In Europe, privacy and the protection of personal data are recognised fundamental human rights. European and national legislation protects us from external intrusions into our private lives, considering them illegal. This includes interferences resulting from the use of drones.
As a professional drone operator or customer of drone services, you should be aware that legal data protection requirements may concern you whenever you collect personal data, even if that is unintentional. – something which could easily happen when using a drone. . You must carefully asses this possibility for your specific operations before carrying them out. Any drone operation that involves the collection of personal data must comply with specific legal obligations and restrictions.
In the European Union, the processing of personal data (collection, recording, storing, use, disclosure, dissemination, retrieval, etc.) is governed by specific laws: the General Data Protection Regulation (“GDPR”) and also specific national legislation on data protection (European Union Institutions and Bodies are governed by Regulation (EU) 2018/1725).
- What is personal data? The term “personal data” is a very broad concept that covers any type of information relating to an identified or identifiable person. As a result, any use of a drone that captures images which identify an individual (such as a facial image) will fall within the scope of data protection legislations. But the same also applies if the drone collects any type of data (such as location, house fronts, phone number, vehicle registration plate, IR image, etc) that can be linked to an individual and therefore, this one becomes identifiable/identified.
- What are the principles to consider when collecting personal data? Data protection rules establish several key principles you should comply with. These are: the principle of fair, lawful and transparent processing, purpose limitation, data minimisation, accuracy, storage limitation, integrity and confidentiality, accountability. Before processing any personal data, have a look at their definitions in Article 5 of GDPR.
Persons who consider that the processing of their personal data relating to him or her infringes GDPR, they can have the right to lodge a complaint with a supervisory authority, in particular in the Member State of his or her habitual residence, place of work or place of the alleged infringement. In addition, each person shall have the right to an effective judicial remedy where he or she considers that his or her rights under GDPR have been infringed as a result of the processing of his or her personal data in non-compliance with GDPR.

* What you have to do
Can you copy, word for word, the part of the drone data-protection text starting at "- What are the" and ending at "Article 5 of GDPR."?

* Data provided
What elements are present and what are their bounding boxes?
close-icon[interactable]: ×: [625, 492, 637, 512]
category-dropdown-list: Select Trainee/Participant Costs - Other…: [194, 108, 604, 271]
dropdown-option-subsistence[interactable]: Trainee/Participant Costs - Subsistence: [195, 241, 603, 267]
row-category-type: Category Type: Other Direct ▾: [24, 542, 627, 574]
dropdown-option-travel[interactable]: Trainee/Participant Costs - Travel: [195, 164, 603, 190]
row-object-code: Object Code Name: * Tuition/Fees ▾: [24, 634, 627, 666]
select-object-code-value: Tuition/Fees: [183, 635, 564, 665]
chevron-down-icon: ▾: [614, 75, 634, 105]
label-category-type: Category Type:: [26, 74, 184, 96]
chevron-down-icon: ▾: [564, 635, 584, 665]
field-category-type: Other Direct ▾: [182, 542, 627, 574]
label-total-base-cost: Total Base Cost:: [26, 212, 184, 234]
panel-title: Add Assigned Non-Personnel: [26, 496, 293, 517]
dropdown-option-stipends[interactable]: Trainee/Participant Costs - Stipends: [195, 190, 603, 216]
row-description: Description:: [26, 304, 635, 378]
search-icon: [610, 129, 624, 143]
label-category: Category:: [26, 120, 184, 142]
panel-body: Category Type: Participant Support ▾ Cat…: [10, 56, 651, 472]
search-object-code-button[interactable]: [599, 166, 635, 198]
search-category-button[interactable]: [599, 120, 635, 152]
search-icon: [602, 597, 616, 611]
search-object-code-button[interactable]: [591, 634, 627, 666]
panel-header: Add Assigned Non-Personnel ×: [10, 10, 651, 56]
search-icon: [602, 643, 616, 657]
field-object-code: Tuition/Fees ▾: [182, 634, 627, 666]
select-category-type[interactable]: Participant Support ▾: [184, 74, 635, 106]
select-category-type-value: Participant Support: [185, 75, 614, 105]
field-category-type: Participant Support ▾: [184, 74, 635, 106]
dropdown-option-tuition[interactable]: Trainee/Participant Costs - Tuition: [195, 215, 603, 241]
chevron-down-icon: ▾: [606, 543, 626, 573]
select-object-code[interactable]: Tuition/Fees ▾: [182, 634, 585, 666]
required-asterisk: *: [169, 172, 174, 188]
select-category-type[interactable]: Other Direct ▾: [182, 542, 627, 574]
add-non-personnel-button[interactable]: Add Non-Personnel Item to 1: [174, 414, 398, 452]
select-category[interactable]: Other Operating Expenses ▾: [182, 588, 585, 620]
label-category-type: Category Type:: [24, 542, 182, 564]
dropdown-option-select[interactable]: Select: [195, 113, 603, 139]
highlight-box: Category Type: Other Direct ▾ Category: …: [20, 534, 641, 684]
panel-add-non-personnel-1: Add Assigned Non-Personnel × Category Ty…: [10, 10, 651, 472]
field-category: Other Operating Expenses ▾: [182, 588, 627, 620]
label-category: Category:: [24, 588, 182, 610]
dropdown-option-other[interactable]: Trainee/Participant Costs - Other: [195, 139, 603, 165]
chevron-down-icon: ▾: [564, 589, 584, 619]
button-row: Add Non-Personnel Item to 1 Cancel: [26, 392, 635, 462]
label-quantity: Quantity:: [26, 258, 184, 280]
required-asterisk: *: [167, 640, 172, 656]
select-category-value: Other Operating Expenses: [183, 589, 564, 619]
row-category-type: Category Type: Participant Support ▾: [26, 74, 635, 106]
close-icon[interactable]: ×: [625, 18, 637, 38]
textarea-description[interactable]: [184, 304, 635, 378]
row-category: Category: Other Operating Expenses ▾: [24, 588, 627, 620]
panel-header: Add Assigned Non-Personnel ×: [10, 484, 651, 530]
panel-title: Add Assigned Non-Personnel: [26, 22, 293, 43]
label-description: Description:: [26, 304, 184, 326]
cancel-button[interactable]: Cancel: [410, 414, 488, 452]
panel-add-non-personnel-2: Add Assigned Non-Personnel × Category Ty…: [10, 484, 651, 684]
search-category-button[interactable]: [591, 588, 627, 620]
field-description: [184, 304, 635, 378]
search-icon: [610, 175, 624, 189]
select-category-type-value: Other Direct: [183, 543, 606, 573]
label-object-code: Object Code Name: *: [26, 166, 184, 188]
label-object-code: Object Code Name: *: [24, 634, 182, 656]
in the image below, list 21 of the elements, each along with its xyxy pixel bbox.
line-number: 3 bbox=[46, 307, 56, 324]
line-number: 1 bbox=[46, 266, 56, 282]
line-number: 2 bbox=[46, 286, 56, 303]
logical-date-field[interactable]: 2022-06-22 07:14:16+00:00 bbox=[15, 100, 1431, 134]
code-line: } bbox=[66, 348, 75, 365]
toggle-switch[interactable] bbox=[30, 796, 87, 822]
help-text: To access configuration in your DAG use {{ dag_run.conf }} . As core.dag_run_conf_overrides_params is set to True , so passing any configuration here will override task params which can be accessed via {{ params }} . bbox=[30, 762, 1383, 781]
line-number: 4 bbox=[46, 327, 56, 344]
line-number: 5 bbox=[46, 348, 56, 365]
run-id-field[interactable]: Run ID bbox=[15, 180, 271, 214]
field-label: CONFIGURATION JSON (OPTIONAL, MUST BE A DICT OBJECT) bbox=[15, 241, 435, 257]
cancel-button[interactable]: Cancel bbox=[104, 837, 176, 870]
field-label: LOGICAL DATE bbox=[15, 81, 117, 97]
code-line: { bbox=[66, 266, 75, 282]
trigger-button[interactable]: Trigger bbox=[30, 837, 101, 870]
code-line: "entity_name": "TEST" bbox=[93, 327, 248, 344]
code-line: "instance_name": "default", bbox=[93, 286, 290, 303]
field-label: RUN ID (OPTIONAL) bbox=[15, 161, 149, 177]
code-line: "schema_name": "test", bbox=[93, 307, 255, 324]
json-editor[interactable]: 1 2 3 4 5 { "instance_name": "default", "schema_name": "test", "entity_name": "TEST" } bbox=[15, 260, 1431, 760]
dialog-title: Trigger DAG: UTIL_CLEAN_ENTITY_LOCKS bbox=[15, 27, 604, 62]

* Task answer
- What are the principles to consider when collecting personal data? Data protection rules establish several key principles you should comply with. These are: the principle of fair, lawful and transparent processing, purpose limitation, data minimisation, accuracy, storage limitation, integrity and confidentiality, accountability. Before processing any personal data, have a look at their definitions in Article 5 of GDPR.